__Entries__:
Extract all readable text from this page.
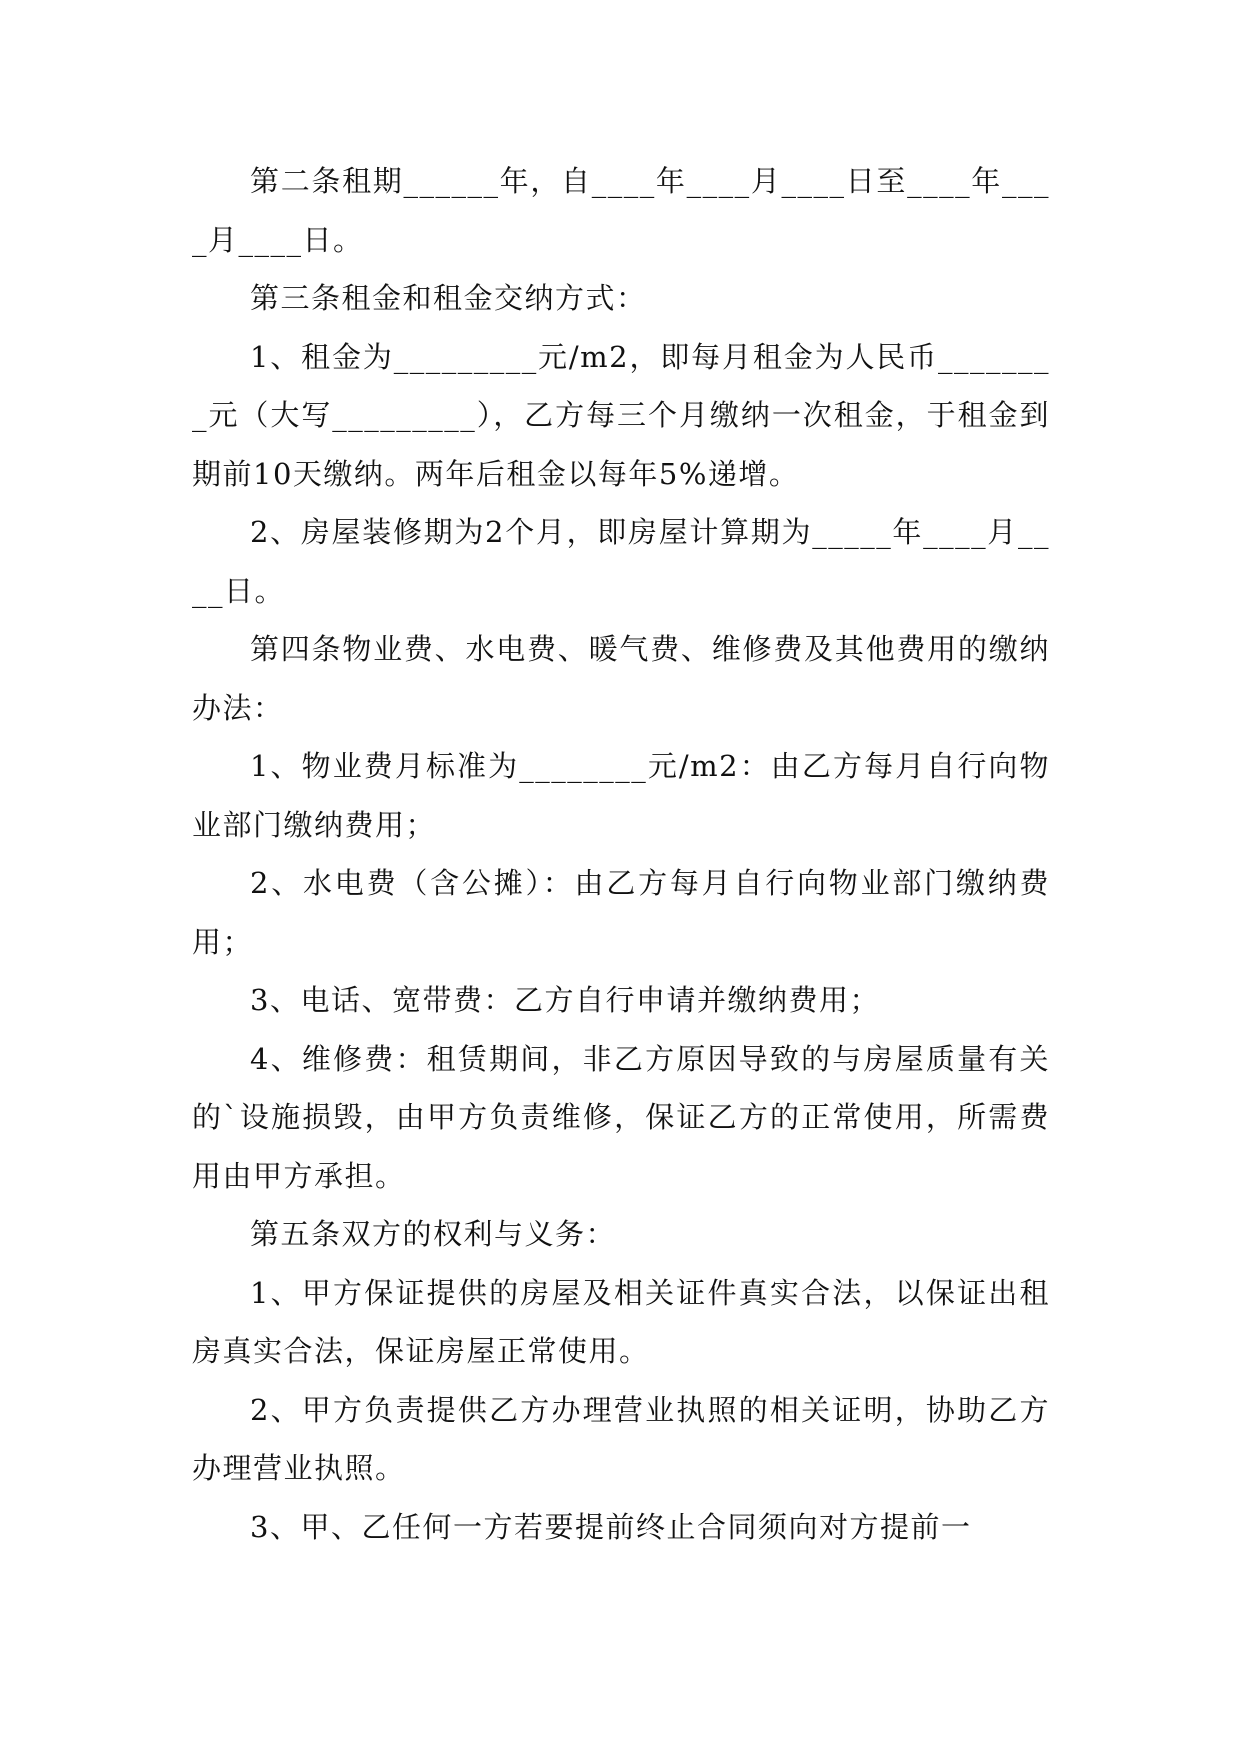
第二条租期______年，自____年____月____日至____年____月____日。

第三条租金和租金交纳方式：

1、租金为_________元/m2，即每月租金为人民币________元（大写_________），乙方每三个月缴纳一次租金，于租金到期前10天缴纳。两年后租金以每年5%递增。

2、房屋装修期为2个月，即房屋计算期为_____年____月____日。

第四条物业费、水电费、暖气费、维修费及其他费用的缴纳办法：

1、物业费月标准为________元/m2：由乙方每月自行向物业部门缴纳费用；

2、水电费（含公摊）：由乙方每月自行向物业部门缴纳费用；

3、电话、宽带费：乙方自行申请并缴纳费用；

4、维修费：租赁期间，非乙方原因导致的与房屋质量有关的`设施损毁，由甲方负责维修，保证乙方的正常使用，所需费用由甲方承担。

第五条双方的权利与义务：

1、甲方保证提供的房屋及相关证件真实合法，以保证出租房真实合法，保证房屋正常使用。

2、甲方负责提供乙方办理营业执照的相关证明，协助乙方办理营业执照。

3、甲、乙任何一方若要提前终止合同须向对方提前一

__Stated problem__:
Print each entry shown above with exact wording and no pictures.

__The result__:
Extract all readable text from this page.
第二条租期______年，自____年____月____日至____年____月____日。

第三条租金和租金交纳方式：

1、租金为_________元/m2，即每月租金为人民币________元（大写_________），乙方每三个月缴纳一次租金，于租金到期前10天缴纳。两年后租金以每年5%递增。

2、房屋装修期为2个月，即房屋计算期为_____年____月____日。

第四条物业费、水电费、暖气费、维修费及其他费用的缴纳办法：

1、物业费月标准为________元/m2：由乙方每月自行向物业部门缴纳费用；

2、水电费（含公摊）：由乙方每月自行向物业部门缴纳费用；

3、电话、宽带费：乙方自行申请并缴纳费用；

4、维修费：租赁期间，非乙方原因导致的与房屋质量有关的`设施损毁，由甲方负责维修，保证乙方的正常使用，所需费用由甲方承担。

第五条双方的权利与义务：

1、甲方保证提供的房屋及相关证件真实合法，以保证出租房真实合法，保证房屋正常使用。

2、甲方负责提供乙方办理营业执照的相关证明，协助乙方办理营业执照。

3、甲、乙任何一方若要提前终止合同须向对方提前一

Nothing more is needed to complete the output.